**Exercise description:**
Copy out each line in the material below that has the word "data".

-- -- --

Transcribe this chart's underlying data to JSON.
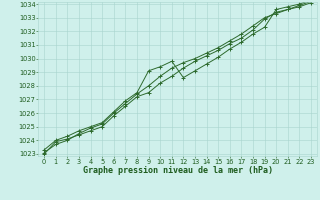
{
  "title": "Graphe pression niveau de la mer (hPa)",
  "x": [
    0,
    1,
    2,
    3,
    4,
    5,
    6,
    7,
    8,
    9,
    10,
    11,
    12,
    13,
    14,
    15,
    16,
    17,
    18,
    19,
    20,
    21,
    22,
    23
  ],
  "line1": [
    1023.0,
    1023.9,
    1024.1,
    1024.4,
    1024.7,
    1025.0,
    1025.8,
    1026.5,
    1027.2,
    1027.5,
    1028.2,
    1028.7,
    1029.3,
    1029.8,
    1030.2,
    1030.6,
    1031.1,
    1031.5,
    1032.1,
    1032.9,
    1033.4,
    1033.6,
    1033.8,
    1034.1
  ],
  "line2": [
    1023.3,
    1024.0,
    1024.3,
    1024.7,
    1025.0,
    1025.3,
    1026.1,
    1026.9,
    1027.5,
    1029.1,
    1029.4,
    1029.8,
    1028.6,
    1029.1,
    1029.6,
    1030.1,
    1030.7,
    1031.2,
    1031.8,
    1032.3,
    1033.6,
    1033.8,
    1034.0,
    1034.3
  ],
  "line3": [
    1023.1,
    1023.7,
    1024.0,
    1024.5,
    1024.9,
    1025.2,
    1026.0,
    1026.7,
    1027.4,
    1028.0,
    1028.7,
    1029.3,
    1029.7,
    1030.0,
    1030.4,
    1030.8,
    1031.3,
    1031.8,
    1032.4,
    1033.0,
    1033.3,
    1033.6,
    1033.9,
    1034.2
  ],
  "ylim_min": 1023,
  "ylim_max": 1034,
  "xlim_min": 0,
  "xlim_max": 23,
  "yticks": [
    1023,
    1024,
    1025,
    1026,
    1027,
    1028,
    1029,
    1030,
    1031,
    1032,
    1033,
    1034
  ],
  "xticks": [
    0,
    1,
    2,
    3,
    4,
    5,
    6,
    7,
    8,
    9,
    10,
    11,
    12,
    13,
    14,
    15,
    16,
    17,
    18,
    19,
    20,
    21,
    22,
    23
  ],
  "line_color": "#2d6a2d",
  "bg_color": "#cff0eb",
  "grid_color": "#a8d5ce",
  "text_color": "#1e5c1e",
  "marker": "+",
  "marker_size": 3.0,
  "line_width": 0.7,
  "xlabel_fontsize": 6.0,
  "tick_fontsize": 4.8
}
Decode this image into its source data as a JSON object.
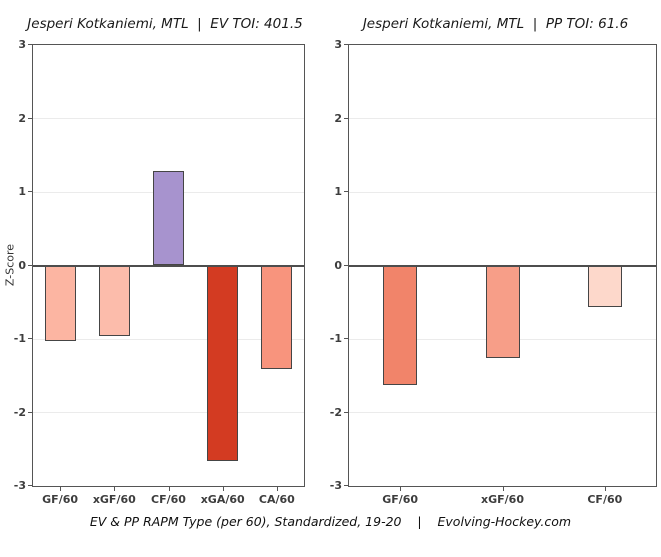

-- -- --

**Solution to the exercise:**
Transcribe this chart's underlying data to JSON.
Decode this image into its source data as a JSON object.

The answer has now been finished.